Collected data entries:
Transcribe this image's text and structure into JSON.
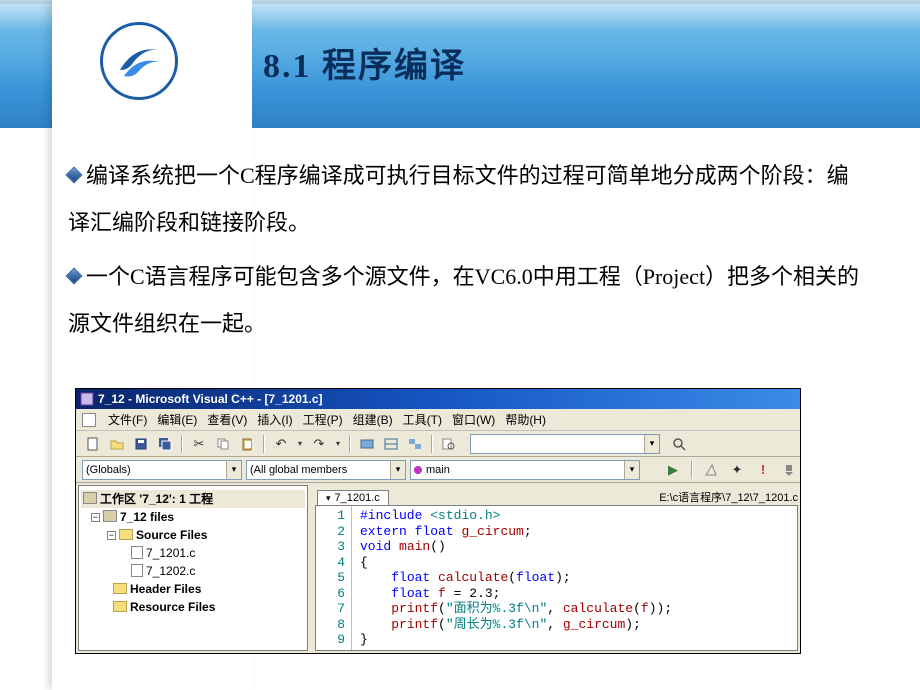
{
  "slide": {
    "title": "8.1 程序编译",
    "bullets": [
      "编译系统把一个C程序编译成可执行目标文件的过程可简单地分成两个阶段：编译汇编阶段和链接阶段。",
      "一个C语言程序可能包含多个源文件，在VC6.0中用工程（Project）把多个相关的源文件组织在一起。"
    ]
  },
  "ide": {
    "title": "7_12 - Microsoft Visual C++ - [7_1201.c]",
    "menus": {
      "file": "文件(F)",
      "edit": "编辑(E)",
      "view": "查看(V)",
      "insert": "插入(I)",
      "project": "工程(P)",
      "build": "组建(B)",
      "tools": "工具(T)",
      "window": "窗口(W)",
      "help": "帮助(H)"
    },
    "combos": {
      "globals": "(Globals)",
      "members": "(All global members",
      "main": "main"
    },
    "editor_tab": "7_1201.c",
    "editor_path": "E:\\c语言程序\\7_12\\7_1201.c",
    "tree": {
      "workspace": "工作区 '7_12': 1 工程",
      "project": "7_12 files",
      "source_folder": "Source Files",
      "file1": "7_1201.c",
      "file2": "7_1202.c",
      "header_folder": "Header Files",
      "resource_folder": "Resource Files"
    },
    "code_lines": {
      "l1a": "#include",
      "l1b": "<stdio.h>",
      "l2a": "extern float",
      "l2b": "g_circum",
      "l2c": ";",
      "l3a": "void",
      "l3b": "main",
      "l3c": "()",
      "l4": "{",
      "l5a": "float",
      "l5b": "calculate",
      "l5c": "(",
      "l5d": "float",
      "l5e": ");",
      "l6a": "float",
      "l6b": "f",
      "l6c": " = ",
      "l6d": "2.3",
      "l6e": ";",
      "l7a": "printf",
      "l7b": "(",
      "l7c": "\"面积为%.3f\\n\"",
      "l7d": ", ",
      "l7e": "calculate",
      "l7f": "(",
      "l7g": "f",
      "l7h": "));",
      "l8a": "printf",
      "l8b": "(",
      "l8c": "\"周长为%.3f\\n\"",
      "l8d": ", ",
      "l8e": "g_circum",
      "l8f": ");",
      "l9": "}"
    },
    "line_numbers": [
      "1",
      "2",
      "3",
      "4",
      "5",
      "6",
      "7",
      "8",
      "9"
    ]
  }
}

▸ **The exercise**
Each line above is to be copied verbatim. Drop any image from the copy.

▸ **Solution to the problem**
Transcribe this image's text and structure into JSON.
{
  "slide": {
    "title": "8.1 程序编译",
    "bullets": [
      "编译系统把一个C程序编译成可执行目标文件的过程可简单地分成两个阶段：编译汇编阶段和链接阶段。",
      "一个C语言程序可能包含多个源文件，在VC6.0中用工程（Project）把多个相关的源文件组织在一起。"
    ]
  },
  "ide": {
    "title": "7_12 - Microsoft Visual C++ - [7_1201.c]",
    "menus": {
      "file": "文件(F)",
      "edit": "编辑(E)",
      "view": "查看(V)",
      "insert": "插入(I)",
      "project": "工程(P)",
      "build": "组建(B)",
      "tools": "工具(T)",
      "window": "窗口(W)",
      "help": "帮助(H)"
    },
    "combos": {
      "globals": "(Globals)",
      "members": "(All global members",
      "main": "main"
    },
    "editor_tab": "7_1201.c",
    "editor_path": "E:\\c语言程序\\7_12\\7_1201.c",
    "tree": {
      "workspace": "工作区 '7_12': 1 工程",
      "project": "7_12 files",
      "source_folder": "Source Files",
      "file1": "7_1201.c",
      "file2": "7_1202.c",
      "header_folder": "Header Files",
      "resource_folder": "Resource Files"
    },
    "code_lines": {
      "l1a": "#include",
      "l1b": "<stdio.h>",
      "l2a": "extern float",
      "l2b": "g_circum",
      "l2c": ";",
      "l3a": "void",
      "l3b": "main",
      "l3c": "()",
      "l4": "{",
      "l5a": "float",
      "l5b": "calculate",
      "l5c": "(",
      "l5d": "float",
      "l5e": ");",
      "l6a": "float",
      "l6b": "f",
      "l6c": " = ",
      "l6d": "2.3",
      "l6e": ";",
      "l7a": "printf",
      "l7b": "(",
      "l7c": "\"面积为%.3f\\n\"",
      "l7d": ", ",
      "l7e": "calculate",
      "l7f": "(",
      "l7g": "f",
      "l7h": "));",
      "l8a": "printf",
      "l8b": "(",
      "l8c": "\"周长为%.3f\\n\"",
      "l8d": ", ",
      "l8e": "g_circum",
      "l8f": ");",
      "l9": "}"
    },
    "line_numbers": [
      "1",
      "2",
      "3",
      "4",
      "5",
      "6",
      "7",
      "8",
      "9"
    ]
  }
}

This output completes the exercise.